Source records

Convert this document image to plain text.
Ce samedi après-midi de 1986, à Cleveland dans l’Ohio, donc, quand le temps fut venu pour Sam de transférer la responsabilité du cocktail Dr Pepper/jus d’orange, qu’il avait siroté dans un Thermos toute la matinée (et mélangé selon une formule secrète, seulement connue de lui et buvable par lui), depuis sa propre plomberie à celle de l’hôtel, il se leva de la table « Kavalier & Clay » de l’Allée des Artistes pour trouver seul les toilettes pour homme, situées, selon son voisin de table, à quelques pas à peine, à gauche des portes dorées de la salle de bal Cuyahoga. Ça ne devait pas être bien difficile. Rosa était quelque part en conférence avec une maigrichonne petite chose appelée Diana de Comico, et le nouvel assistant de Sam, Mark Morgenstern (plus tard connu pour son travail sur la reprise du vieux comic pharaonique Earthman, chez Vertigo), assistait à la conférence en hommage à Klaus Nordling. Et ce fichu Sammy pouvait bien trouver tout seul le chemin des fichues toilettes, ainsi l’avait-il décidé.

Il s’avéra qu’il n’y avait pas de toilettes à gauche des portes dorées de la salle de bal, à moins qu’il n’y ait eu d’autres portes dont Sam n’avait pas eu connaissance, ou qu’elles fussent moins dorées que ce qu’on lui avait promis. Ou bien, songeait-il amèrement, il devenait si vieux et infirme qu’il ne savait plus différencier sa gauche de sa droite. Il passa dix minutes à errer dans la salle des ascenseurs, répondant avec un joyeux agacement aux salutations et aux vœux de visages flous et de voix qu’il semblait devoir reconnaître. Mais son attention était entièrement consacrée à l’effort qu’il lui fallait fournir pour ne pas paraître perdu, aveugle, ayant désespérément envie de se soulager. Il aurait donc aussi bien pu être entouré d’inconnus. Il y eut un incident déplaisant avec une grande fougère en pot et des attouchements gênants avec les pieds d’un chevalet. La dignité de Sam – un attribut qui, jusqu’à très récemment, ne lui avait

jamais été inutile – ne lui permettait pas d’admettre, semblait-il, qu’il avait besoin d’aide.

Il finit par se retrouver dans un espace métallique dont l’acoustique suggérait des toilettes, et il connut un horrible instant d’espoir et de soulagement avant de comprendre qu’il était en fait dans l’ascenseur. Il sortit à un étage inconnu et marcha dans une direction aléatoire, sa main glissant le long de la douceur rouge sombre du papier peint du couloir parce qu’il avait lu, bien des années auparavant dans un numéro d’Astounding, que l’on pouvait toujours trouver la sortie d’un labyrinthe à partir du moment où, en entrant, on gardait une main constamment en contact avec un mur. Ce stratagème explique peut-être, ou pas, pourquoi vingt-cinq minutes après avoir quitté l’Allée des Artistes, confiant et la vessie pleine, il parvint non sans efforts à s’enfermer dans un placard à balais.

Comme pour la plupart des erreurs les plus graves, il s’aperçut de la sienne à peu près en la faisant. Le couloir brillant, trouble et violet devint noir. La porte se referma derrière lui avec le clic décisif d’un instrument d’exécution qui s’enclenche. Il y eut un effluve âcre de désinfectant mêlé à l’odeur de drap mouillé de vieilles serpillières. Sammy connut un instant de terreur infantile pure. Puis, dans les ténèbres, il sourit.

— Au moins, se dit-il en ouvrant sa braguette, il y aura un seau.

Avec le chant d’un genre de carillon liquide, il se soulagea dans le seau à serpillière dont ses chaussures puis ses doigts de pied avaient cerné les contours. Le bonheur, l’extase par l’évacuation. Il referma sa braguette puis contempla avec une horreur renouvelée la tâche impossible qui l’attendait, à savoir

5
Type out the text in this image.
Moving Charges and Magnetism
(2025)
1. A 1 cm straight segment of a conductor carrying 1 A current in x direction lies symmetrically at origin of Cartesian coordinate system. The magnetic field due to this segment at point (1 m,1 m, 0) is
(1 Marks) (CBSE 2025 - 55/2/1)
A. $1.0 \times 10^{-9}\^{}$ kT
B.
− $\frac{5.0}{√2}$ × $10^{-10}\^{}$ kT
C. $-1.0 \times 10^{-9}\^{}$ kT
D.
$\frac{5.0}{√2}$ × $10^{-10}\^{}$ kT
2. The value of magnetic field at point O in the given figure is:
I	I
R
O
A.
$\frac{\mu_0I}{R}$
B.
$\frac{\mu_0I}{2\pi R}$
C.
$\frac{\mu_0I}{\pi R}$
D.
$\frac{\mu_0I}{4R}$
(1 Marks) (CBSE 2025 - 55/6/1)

AIM. Across the entries above, how many lines contain "frac"? Provide only the count.

RESULT FOR THIS TASK. 6